## Instructions for the task
Check each line below for the word "JSON", and copy those that have it.

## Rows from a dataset
• • •

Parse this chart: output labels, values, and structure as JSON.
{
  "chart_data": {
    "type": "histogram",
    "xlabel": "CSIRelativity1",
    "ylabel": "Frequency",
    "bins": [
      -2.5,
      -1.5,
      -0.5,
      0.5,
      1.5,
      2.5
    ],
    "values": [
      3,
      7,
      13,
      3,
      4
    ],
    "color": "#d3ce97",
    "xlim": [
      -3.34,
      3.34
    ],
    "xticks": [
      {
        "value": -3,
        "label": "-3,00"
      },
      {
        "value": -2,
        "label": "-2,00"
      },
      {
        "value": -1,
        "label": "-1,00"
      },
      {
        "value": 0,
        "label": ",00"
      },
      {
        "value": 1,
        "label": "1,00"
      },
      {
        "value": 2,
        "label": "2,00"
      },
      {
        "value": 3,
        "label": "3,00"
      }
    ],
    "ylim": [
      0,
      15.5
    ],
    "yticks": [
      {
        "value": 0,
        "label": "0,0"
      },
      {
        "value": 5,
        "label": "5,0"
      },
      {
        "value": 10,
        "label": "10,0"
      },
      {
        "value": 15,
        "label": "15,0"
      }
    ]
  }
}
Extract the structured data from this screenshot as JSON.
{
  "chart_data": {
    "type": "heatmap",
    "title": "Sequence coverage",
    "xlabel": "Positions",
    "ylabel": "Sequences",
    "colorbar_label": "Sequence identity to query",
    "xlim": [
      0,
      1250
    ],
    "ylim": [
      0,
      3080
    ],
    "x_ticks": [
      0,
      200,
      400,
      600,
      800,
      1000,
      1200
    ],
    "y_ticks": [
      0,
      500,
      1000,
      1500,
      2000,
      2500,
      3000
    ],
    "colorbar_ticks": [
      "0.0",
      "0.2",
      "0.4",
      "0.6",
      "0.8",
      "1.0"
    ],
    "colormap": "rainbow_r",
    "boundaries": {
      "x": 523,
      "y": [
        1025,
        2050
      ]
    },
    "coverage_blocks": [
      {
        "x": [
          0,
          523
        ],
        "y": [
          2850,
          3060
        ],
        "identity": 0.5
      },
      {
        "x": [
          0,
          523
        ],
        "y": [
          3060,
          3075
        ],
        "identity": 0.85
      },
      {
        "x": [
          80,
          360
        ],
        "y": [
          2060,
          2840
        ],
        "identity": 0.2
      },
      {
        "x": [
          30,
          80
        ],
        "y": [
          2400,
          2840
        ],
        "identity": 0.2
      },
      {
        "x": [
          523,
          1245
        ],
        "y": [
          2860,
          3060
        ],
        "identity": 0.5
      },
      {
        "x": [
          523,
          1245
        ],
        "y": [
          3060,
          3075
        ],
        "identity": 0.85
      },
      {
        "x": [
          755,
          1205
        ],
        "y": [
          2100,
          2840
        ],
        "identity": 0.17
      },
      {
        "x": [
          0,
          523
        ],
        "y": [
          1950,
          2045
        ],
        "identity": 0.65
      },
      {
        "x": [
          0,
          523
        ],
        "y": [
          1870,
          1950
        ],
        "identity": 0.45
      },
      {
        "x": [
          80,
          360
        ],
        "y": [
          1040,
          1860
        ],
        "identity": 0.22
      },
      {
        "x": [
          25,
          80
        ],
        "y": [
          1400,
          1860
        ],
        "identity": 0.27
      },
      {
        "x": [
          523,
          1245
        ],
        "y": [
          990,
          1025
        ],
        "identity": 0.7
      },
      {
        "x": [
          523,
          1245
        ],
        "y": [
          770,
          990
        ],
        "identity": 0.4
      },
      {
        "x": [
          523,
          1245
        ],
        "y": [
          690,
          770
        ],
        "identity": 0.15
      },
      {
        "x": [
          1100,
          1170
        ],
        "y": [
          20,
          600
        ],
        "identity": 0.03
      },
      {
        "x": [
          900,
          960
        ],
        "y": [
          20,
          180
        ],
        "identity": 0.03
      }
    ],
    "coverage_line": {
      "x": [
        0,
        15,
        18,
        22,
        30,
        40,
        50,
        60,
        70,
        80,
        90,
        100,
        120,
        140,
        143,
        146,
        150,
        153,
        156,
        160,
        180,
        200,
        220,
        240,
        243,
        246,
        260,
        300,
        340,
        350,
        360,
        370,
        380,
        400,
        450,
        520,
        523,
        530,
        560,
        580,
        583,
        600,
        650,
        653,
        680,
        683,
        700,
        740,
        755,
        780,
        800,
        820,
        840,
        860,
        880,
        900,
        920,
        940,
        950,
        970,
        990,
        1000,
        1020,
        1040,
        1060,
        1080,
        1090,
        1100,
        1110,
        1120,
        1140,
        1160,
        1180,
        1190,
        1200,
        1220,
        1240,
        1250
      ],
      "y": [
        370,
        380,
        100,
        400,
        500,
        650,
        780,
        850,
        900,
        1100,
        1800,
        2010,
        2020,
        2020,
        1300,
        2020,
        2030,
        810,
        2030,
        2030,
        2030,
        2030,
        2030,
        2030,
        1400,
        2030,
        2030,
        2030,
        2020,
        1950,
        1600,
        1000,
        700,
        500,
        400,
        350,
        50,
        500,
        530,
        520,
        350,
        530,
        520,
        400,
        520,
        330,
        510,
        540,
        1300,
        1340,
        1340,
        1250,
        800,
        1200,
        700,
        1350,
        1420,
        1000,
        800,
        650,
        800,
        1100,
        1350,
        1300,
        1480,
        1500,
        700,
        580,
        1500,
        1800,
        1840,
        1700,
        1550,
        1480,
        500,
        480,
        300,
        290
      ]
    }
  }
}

• • •

## Solved problem
Parse this chart: output labels, values, and structure as JSON.
Extract the structured data from this screenshot as JSON.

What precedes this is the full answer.